Data records:
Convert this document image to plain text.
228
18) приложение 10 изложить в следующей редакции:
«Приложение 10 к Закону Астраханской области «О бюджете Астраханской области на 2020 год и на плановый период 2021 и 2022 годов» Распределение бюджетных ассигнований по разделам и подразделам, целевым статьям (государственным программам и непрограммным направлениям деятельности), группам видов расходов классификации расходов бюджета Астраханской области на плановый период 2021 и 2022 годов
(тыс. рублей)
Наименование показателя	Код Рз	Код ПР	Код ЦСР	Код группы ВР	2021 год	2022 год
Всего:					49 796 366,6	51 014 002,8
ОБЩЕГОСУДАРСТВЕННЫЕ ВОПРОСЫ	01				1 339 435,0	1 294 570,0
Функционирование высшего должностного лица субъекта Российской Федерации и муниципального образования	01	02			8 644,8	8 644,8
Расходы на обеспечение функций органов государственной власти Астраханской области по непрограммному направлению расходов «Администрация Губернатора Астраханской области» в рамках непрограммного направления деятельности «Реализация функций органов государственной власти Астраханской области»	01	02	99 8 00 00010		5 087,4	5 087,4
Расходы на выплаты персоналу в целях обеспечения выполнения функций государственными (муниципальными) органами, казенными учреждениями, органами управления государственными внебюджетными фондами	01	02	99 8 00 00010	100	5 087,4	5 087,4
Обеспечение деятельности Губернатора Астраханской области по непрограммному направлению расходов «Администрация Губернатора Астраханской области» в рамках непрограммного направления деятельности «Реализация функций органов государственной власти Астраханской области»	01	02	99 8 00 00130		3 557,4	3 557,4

SHORT TASK:
All of the data above should be transcribed exactly.

REPLY TO THE EXERCISE:
Convert this document image to plain text.
228
18) приложение 10 изложить в следующей редакции:
«Приложение 10 к Закону Астраханской области «О бюджете Астраханской области на 2020 год и на плановый период 2021 и 2022 годов» Распределение бюджетных ассигнований по разделам и подразделам, целевым статьям (государственным программам и непрограммным направлениям деятельности), группам видов расходов классификации расходов бюджета Астраханской области на плановый период 2021 и 2022 годов
(тыс. рублей)
Наименование показателя	Код Рз	Код ПР	Код ЦСР	Код группы ВР	2021 год	2022 год
Всего:					49 796 366,6	51 014 002,8
ОБЩЕГОСУДАРСТВЕННЫЕ ВОПРОСЫ	01				1 339 435,0	1 294 570,0
Функционирование высшего должностного лица субъекта Российской Федерации и муниципального образования	01	02			8 644,8	8 644,8
Расходы на обеспечение функций органов государственной власти Астраханской области по непрограммному направлению расходов «Администрация Губернатора Астраханской области» в рамках непрограммного направления деятельности «Реализация функций органов государственной власти Астраханской области»	01	02	99 8 00 00010		5 087,4	5 087,4
Расходы на выплаты персоналу в целях обеспечения выполнения функций государственными (муниципальными) органами, казенными учреждениями, органами управления государственными внебюджетными фондами	01	02	99 8 00 00010	100	5 087,4	5 087,4
Обеспечение деятельности Губернатора Астраханской области по непрограммному направлению расходов «Администрация Губернатора Астраханской области» в рамках непрограммного направления деятельности «Реализация функций органов государственной власти Астраханской области»	01	02	99 8 00 00130		3 557,4	3 557,4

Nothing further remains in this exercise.